Text to read:
-----

The visualization was evaluated with (1) a qualitative comparison to knowledge domain visualizations based on citations , and (2) semi-structured interviews involving the use of the system with experts from the domain of educational technology. The paper accompanying paper is currently under review .
The qualitative comparison showed that topics covered in more recent literature such as participatory learning and technological pedagogical content knowledge are better represented in the co-readership visualization. The expert interviews continued this notion but they also revealed that some of the most recent developments such as MOOCs are not included.
The qualitative comparison furthermore showed that the co-readership analysis covers more areas than the co-citation analyses. There is still room for improvement though, as the experts pointed out that in some instances important papers were missing.

-----

Recorded information:
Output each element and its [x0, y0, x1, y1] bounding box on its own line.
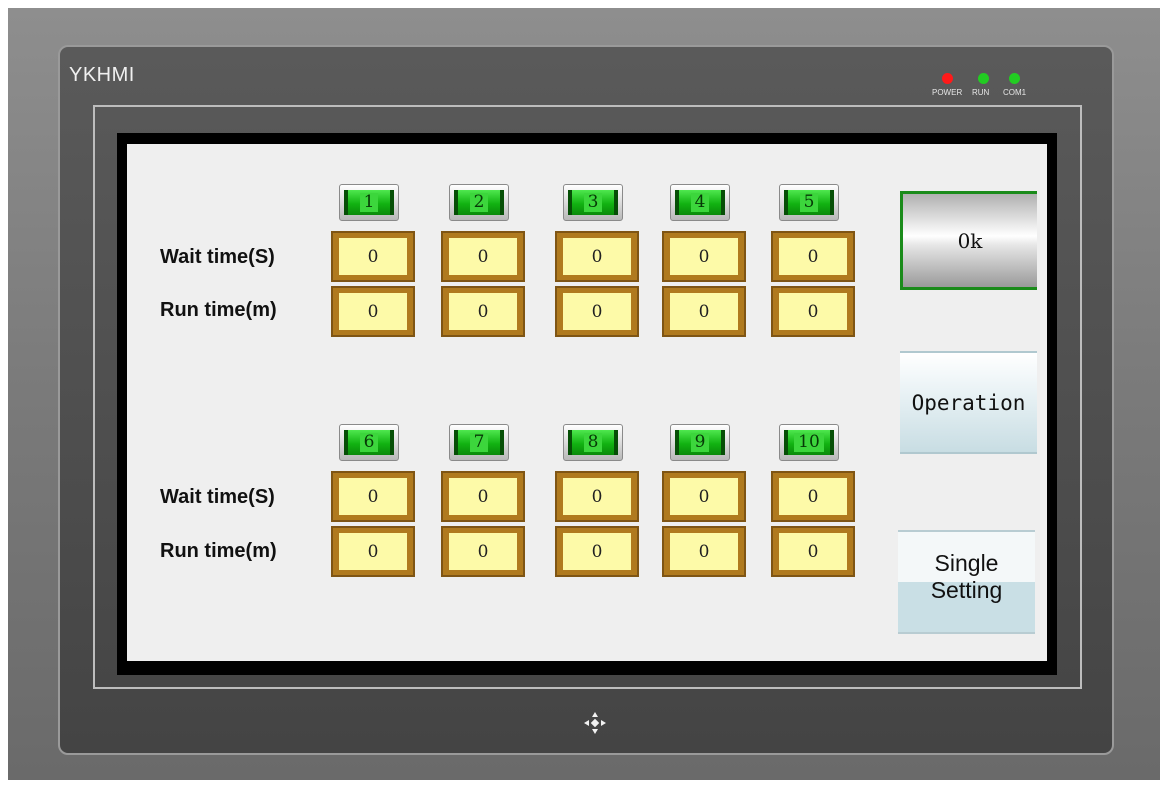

-----

Task goal: Extend the passage on evaluating the co-readership visualization, picking up after its last sentence. The material is not needed for this.

Answer below:
An analysis of the spatial features of the maps showed that there were many similarities among the maps created using co-citation and the co-readership visualization. The topical similarity also worked well, with only a few exceptions. Experts were torn, however, on the question of what the centrality of a bubble implies. The same is true for the size of the bubbles. Therefore, it will be important to conduct further research into the meaning of these concepts and provide users of the visualization with an adequate explanation.
5 CONCLUSIONS AND FUTURE WORK
In our paper , we analyzed the adequacy and applicability of readership statistics recorded in social reference management systems for creating knowledge domain visualizations. We propose co-readership as a measure of subject similarity. An analysis of the distribution of subject areas in user libraries of educational technology researchers on Mendeley shows that 69.2% of the journal articles in an average user library can be attributed to a single subject area. This is in line with an earlier study  which finds that clusters based on the occurrence and co-occurrence of articles in user libraries of CiteULike are as effective as citation-based clusters.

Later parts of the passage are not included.